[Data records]
# # # #
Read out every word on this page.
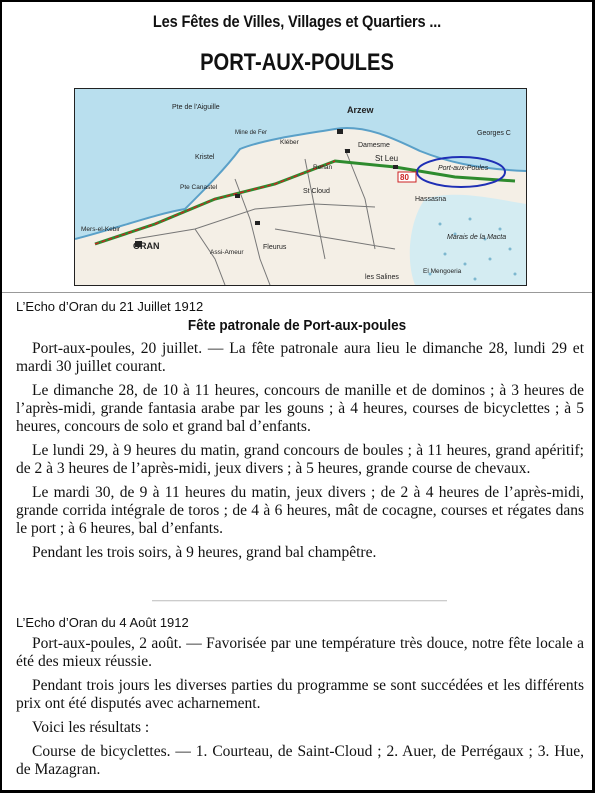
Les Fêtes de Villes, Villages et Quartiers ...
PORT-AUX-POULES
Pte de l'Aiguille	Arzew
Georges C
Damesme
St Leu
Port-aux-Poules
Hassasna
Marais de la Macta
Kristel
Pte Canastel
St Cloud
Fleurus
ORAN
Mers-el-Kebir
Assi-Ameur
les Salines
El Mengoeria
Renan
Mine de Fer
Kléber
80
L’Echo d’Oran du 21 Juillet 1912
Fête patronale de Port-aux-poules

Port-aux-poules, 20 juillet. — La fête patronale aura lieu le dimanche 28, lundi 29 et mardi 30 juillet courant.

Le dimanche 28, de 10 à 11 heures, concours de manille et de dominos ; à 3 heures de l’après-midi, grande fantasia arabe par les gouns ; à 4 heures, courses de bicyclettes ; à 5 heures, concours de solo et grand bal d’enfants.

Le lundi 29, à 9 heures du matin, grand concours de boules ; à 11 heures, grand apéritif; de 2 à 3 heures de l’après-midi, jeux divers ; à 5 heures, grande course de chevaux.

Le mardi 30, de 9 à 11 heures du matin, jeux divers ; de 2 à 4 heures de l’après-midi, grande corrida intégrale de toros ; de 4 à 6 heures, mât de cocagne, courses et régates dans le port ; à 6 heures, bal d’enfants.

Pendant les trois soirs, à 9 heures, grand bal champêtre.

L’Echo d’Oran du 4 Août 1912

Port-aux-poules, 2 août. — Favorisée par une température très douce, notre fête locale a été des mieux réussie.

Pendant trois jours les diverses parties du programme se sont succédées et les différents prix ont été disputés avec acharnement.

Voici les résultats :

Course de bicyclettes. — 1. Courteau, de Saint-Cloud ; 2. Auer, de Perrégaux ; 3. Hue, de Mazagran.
# # # #
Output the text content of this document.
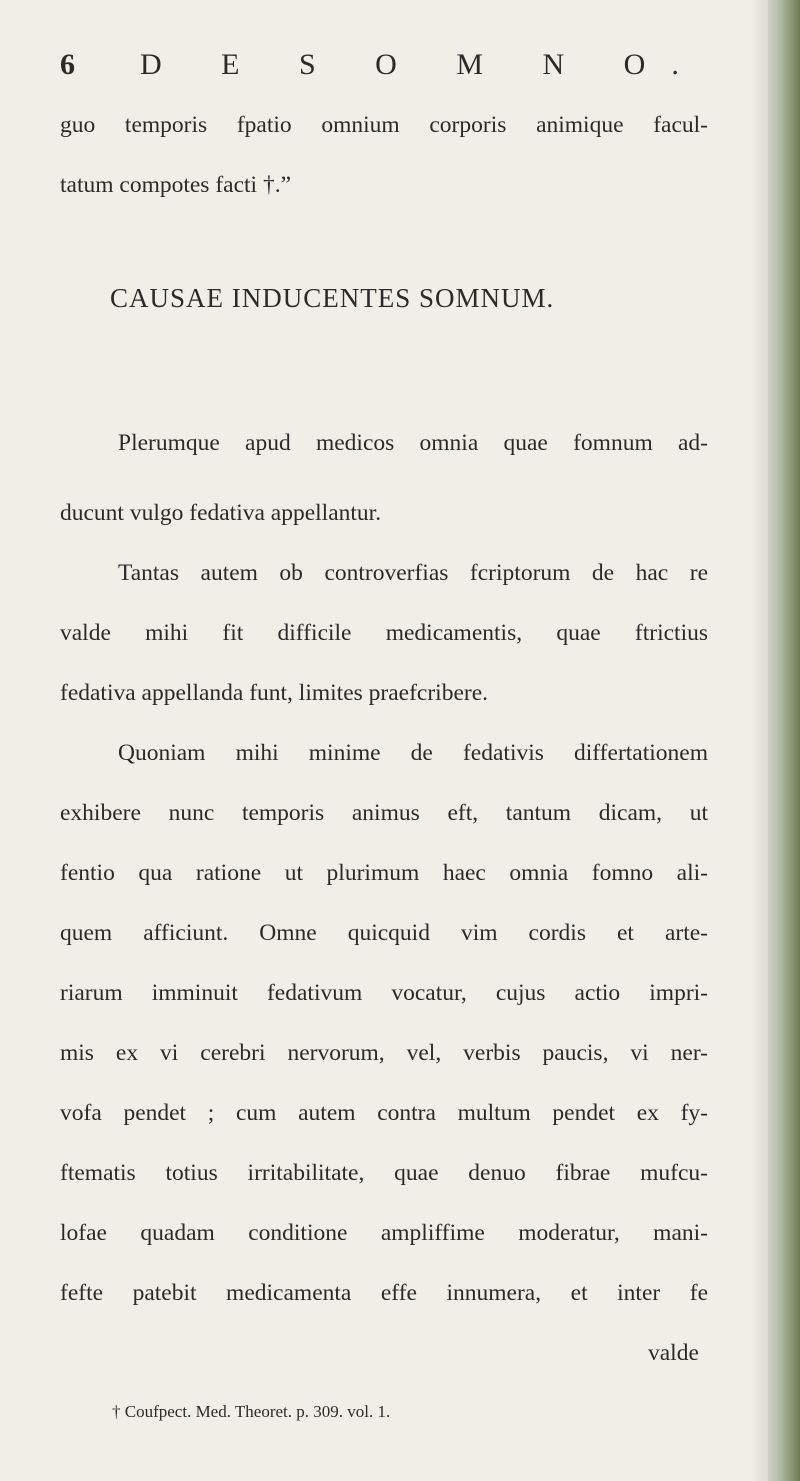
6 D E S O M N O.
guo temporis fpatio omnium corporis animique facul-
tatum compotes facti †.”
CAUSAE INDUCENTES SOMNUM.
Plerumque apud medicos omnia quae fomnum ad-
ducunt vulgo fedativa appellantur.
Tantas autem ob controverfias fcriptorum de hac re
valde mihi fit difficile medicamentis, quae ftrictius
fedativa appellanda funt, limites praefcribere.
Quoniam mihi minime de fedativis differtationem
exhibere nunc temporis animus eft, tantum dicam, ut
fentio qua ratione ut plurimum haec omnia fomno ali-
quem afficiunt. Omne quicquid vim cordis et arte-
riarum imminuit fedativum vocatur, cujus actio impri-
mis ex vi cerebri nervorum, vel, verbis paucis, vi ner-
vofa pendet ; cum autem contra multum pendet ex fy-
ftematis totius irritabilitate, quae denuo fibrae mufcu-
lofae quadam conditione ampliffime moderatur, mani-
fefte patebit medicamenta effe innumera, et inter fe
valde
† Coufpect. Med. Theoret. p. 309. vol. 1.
# # # #
▶ DIRECTIONS: Which lines above hold the word "fedativa"? Copy each of them.

▶ RESULT OF THE EXERCISE:
ducunt vulgo fedativa appellantur.
fedativa appellanda funt, limites praefcribere.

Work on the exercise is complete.